### STATED PROBLEM:
Make an exact copy of all the entries, with the pictures left out.

### SOURCE DATA:
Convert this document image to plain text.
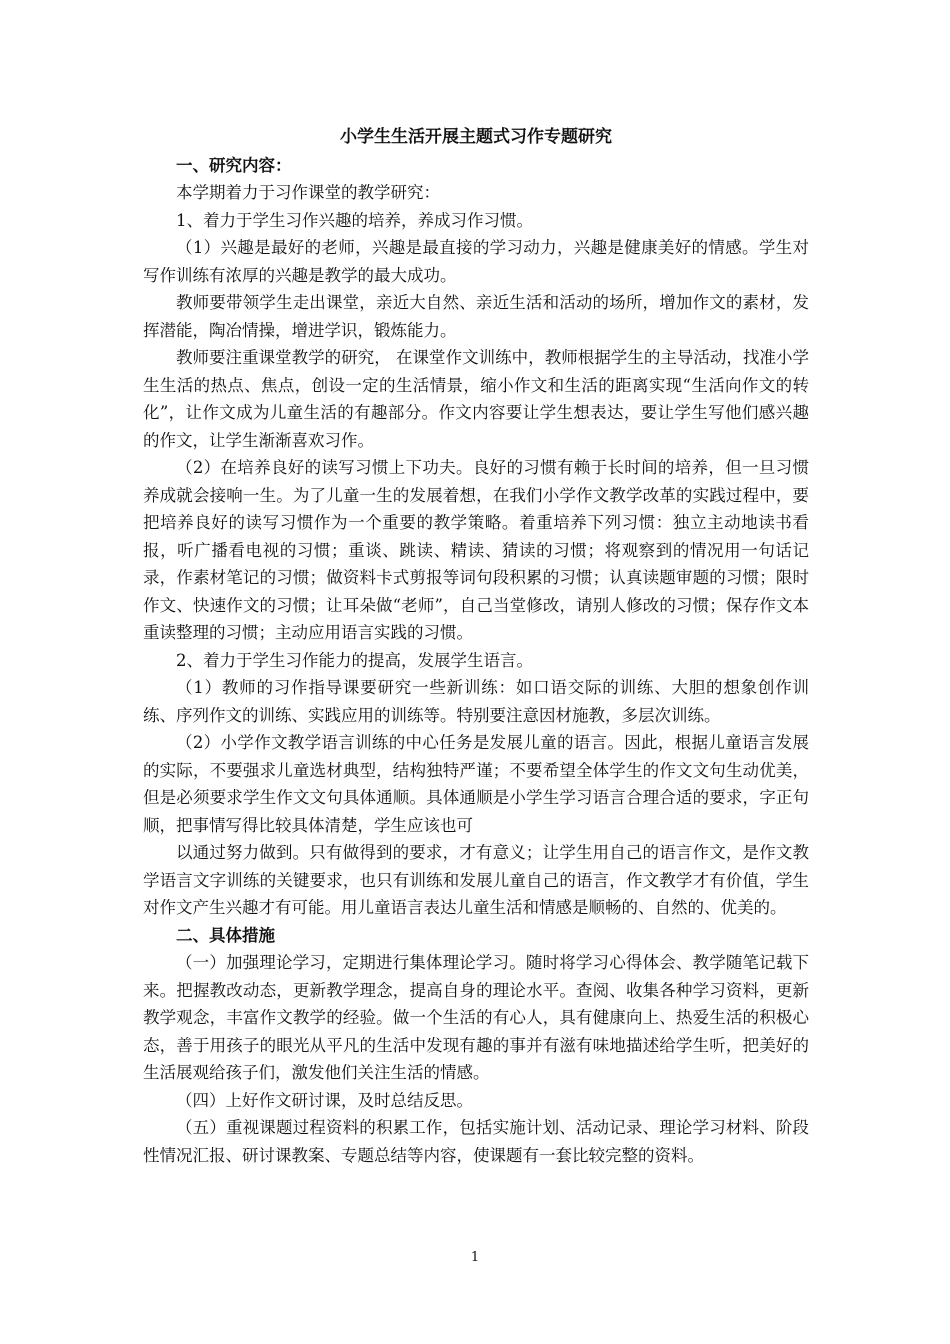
小学生生活开展主题式习作专题研究

一、研究内容：

本学期着力于习作课堂的教学研究：

1、着力于学生习作兴趣的培养，养成习作习惯。

（1）兴趣是最好的老师，兴趣是最直接的学习动力，兴趣是健康美好的情感。学生对写作训练有浓厚的兴趣是教学的最大成功。

教师要带领学生走出课堂，亲近大自然、亲近生活和活动的场所，增加作文的素材，发挥潜能，陶冶情操，增进学识，锻炼能力。

教师要注重课堂教学的研究， 在课堂作文训练中，教师根据学生的主导活动，找准小学生生活的热点、焦点，创设一定的生活情景，缩小作文和生活的距离实现“生活向作文的转化”，让作文成为儿童生活的有趣部分。作文内容要让学生想表达，要让学生写他们感兴趣的作文，让学生渐渐喜欢习作。

（2）在培养良好的读写习惯上下功夫。良好的习惯有赖于长时间的培养，但一旦习惯养成就会接响一生。为了儿童一生的发展着想，在我们小学作文教学改革的实践过程中，要把培养良好的读写习惯作为一个重要的教学策略。着重培养下列习惯：独立主动地读书看报，听广播看电视的习惯；重谈、跳读、精读、猜读的习惯；将观察到的情况用一句话记录，作素材笔记的习惯；做资料卡式剪报等词句段积累的习惯；认真读题审题的习惯；限时作文、快速作文的习惯；让耳朵做“老师”，自己当堂修改，请别人修改的习惯；保存作文本重读整理的习惯；主动应用语言实践的习惯。

2、着力于学生习作能力的提高，发展学生语言。

（1）教师的习作指导课要研究一些新训练：如口语交际的训练、大胆的想象创作训练、序列作文的训练、实践应用的训练等。特别要注意因材施教，多层次训练。

（2）小学作文教学语言训练的中心任务是发展儿童的语言。因此，根据儿童语言发展的实际，不要强求儿童选材典型，结构独特严谨；不要希望全体学生的作文文句生动优美，但是必须要求学生作文文句具体通顺。具体通顺是小学生学习语言合理合适的要求，字正句顺，把事情写得比较具体清楚，学生应该也可

以通过努力做到。只有做得到的要求，才有意义；让学生用自己的语言作文，是作文教学语言文字训练的关键要求，也只有训练和发展儿童自己的语言，作文教学才有价值，学生对作文产生兴趣才有可能。用儿童语言表达儿童生活和情感是顺畅的、自然的、优美的。

二、具体措施

（一）加强理论学习，定期进行集体理论学习。随时将学习心得体会、教学随笔记载下来。把握教改动态，更新教学理念，提高自身的理论水平。查阅、收集各种学习资料，更新教学观念，丰富作文教学的经验。做一个生活的有心人，具有健康向上、热爱生活的积极心态，善于用孩子的眼光从平凡的生活中发现有趣的事并有滋有味地描述给学生听，把美好的生活展观给孩子们，激发他们关注生活的情感。

（四）上好作文研讨课，及时总结反思。

（五）重视课题过程资料的积累工作，包括实施计划、活动记录、理论学习材料、阶段性情况汇报、研讨课教案、专题总结等内容，使课题有一套比较完整的资料。

1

### SOLUTION FOR THIS PROBLEM:
Convert this document image to plain text.
小学生生活开展主题式习作专题研究

一、研究内容：

本学期着力于习作课堂的教学研究：

1、着力于学生习作兴趣的培养，养成习作习惯。

（1）兴趣是最好的老师，兴趣是最直接的学习动力，兴趣是健康美好的情感。学生对写作训练有浓厚的兴趣是教学的最大成功。

教师要带领学生走出课堂，亲近大自然、亲近生活和活动的场所，增加作文的素材，发挥潜能，陶冶情操，增进学识，锻炼能力。

教师要注重课堂教学的研究， 在课堂作文训练中，教师根据学生的主导活动，找准小学生生活的热点、焦点，创设一定的生活情景，缩小作文和生活的距离实现“生活向作文的转化”，让作文成为儿童生活的有趣部分。作文内容要让学生想表达，要让学生写他们感兴趣的作文，让学生渐渐喜欢习作。

（2）在培养良好的读写习惯上下功夫。良好的习惯有赖于长时间的培养，但一旦习惯养成就会接响一生。为了儿童一生的发展着想，在我们小学作文教学改革的实践过程中，要把培养良好的读写习惯作为一个重要的教学策略。着重培养下列习惯：独立主动地读书看报，听广播看电视的习惯；重谈、跳读、精读、猜读的习惯；将观察到的情况用一句话记录，作素材笔记的习惯；做资料卡式剪报等词句段积累的习惯；认真读题审题的习惯；限时作文、快速作文的习惯；让耳朵做“老师”，自己当堂修改，请别人修改的习惯；保存作文本重读整理的习惯；主动应用语言实践的习惯。

2、着力于学生习作能力的提高，发展学生语言。

（1）教师的习作指导课要研究一些新训练：如口语交际的训练、大胆的想象创作训练、序列作文的训练、实践应用的训练等。特别要注意因材施教，多层次训练。

（2）小学作文教学语言训练的中心任务是发展儿童的语言。因此，根据儿童语言发展的实际，不要强求儿童选材典型，结构独特严谨；不要希望全体学生的作文文句生动优美，但是必须要求学生作文文句具体通顺。具体通顺是小学生学习语言合理合适的要求，字正句顺，把事情写得比较具体清楚，学生应该也可

以通过努力做到。只有做得到的要求，才有意义；让学生用自己的语言作文，是作文教学语言文字训练的关键要求，也只有训练和发展儿童自己的语言，作文教学才有价值，学生对作文产生兴趣才有可能。用儿童语言表达儿童生活和情感是顺畅的、自然的、优美的。

二、具体措施

（一）加强理论学习，定期进行集体理论学习。随时将学习心得体会、教学随笔记载下来。把握教改动态，更新教学理念，提高自身的理论水平。查阅、收集各种学习资料，更新教学观念，丰富作文教学的经验。做一个生活的有心人，具有健康向上、热爱生活的积极心态，善于用孩子的眼光从平凡的生活中发现有趣的事并有滋有味地描述给学生听，把美好的生活展观给孩子们，激发他们关注生活的情感。

（四）上好作文研讨课，及时总结反思。

（五）重视课题过程资料的积累工作，包括实施计划、活动记录、理论学习材料、阶段性情况汇报、研讨课教案、专题总结等内容，使课题有一套比较完整的资料。

1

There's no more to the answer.